# START OF Exercise data

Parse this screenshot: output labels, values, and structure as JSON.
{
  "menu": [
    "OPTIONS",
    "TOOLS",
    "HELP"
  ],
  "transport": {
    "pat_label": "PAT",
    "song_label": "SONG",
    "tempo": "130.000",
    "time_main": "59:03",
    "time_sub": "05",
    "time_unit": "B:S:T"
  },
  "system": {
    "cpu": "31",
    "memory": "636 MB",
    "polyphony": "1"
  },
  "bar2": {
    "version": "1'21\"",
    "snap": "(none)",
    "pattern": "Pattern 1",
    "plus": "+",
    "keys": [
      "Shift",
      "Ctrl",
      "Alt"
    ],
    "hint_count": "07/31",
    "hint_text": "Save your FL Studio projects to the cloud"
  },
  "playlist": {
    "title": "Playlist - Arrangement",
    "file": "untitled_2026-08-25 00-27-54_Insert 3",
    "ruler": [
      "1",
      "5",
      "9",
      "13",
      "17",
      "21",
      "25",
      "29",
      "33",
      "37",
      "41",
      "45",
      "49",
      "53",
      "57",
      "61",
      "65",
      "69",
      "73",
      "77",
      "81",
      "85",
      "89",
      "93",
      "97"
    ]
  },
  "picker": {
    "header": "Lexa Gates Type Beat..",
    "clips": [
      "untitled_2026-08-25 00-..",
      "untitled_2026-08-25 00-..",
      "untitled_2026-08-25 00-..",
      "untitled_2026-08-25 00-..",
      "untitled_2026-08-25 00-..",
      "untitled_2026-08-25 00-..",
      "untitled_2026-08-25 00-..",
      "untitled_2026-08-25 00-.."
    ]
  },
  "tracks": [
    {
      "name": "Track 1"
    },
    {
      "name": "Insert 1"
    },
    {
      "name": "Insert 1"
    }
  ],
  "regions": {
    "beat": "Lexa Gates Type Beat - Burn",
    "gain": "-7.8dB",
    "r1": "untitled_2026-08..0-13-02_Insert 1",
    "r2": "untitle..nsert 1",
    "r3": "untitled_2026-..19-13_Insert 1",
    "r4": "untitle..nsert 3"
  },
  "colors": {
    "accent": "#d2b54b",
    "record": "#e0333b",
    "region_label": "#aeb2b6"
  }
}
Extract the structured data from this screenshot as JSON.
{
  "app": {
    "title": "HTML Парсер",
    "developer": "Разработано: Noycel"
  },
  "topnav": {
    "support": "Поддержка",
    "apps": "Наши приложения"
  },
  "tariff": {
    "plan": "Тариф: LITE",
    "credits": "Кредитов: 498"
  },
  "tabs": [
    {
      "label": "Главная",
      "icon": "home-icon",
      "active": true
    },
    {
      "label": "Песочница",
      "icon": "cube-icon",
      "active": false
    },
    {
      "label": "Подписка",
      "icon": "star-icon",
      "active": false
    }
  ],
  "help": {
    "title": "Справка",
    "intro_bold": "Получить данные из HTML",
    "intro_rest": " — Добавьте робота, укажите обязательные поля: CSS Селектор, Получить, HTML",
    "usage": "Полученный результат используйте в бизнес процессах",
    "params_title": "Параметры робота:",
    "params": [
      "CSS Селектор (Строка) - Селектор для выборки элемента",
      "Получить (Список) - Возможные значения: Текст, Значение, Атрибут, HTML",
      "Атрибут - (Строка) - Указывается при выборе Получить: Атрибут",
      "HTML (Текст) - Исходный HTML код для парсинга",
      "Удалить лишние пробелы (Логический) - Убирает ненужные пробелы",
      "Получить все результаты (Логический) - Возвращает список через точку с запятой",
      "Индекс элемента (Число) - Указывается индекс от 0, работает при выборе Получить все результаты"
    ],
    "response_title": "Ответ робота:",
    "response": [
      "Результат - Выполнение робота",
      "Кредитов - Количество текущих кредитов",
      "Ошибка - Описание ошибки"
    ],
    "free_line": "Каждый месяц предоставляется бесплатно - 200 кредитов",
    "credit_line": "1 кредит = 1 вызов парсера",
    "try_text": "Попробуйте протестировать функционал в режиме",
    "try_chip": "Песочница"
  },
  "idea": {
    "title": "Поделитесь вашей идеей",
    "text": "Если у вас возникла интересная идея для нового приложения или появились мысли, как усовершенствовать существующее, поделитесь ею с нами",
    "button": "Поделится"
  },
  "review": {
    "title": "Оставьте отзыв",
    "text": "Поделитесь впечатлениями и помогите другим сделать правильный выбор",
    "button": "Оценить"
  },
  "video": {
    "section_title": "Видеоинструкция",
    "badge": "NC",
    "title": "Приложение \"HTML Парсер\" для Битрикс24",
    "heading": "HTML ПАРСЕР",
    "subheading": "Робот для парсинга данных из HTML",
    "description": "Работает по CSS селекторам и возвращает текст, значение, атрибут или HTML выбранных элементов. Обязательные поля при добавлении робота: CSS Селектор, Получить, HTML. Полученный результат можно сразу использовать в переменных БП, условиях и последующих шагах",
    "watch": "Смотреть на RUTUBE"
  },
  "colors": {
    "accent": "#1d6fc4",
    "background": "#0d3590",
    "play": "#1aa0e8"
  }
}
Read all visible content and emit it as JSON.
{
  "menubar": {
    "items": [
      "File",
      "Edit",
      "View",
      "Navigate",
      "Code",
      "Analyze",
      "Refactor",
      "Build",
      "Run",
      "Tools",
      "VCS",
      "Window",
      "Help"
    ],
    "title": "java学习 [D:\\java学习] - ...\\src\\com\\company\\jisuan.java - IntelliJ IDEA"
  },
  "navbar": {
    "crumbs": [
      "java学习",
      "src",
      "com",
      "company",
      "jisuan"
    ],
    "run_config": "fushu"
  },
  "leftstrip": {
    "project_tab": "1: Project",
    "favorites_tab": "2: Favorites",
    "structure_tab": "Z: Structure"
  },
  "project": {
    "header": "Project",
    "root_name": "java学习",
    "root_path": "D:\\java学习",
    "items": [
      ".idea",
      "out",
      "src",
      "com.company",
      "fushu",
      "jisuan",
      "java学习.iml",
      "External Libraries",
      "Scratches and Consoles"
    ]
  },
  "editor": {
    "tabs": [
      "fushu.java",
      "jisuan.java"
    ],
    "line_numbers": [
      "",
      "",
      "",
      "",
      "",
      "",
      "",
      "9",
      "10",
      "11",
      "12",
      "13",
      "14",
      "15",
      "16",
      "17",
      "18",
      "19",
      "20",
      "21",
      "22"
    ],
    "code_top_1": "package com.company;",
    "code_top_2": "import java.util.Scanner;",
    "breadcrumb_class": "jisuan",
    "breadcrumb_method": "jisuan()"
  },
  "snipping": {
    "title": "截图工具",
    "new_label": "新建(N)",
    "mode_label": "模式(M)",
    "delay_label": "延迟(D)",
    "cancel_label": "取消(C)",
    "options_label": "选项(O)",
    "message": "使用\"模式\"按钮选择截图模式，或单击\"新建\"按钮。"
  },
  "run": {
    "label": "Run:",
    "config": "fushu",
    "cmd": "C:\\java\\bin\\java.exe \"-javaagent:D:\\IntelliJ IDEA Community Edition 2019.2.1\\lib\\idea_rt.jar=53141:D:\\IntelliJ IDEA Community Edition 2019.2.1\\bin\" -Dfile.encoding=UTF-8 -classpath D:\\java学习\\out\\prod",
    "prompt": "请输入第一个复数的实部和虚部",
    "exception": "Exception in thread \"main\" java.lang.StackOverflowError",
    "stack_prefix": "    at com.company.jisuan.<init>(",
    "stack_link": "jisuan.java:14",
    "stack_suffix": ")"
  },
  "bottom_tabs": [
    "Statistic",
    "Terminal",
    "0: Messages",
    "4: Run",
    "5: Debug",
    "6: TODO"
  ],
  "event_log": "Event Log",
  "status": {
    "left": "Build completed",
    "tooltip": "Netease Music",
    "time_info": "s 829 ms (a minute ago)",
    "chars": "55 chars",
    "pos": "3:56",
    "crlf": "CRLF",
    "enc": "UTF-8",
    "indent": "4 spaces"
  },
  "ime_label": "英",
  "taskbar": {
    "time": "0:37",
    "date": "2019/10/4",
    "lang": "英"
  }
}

# END OF Exercise data

Work to be completed –
Answer with one number: how many lines in the listing hold "Строка".

Solution to this problem –
2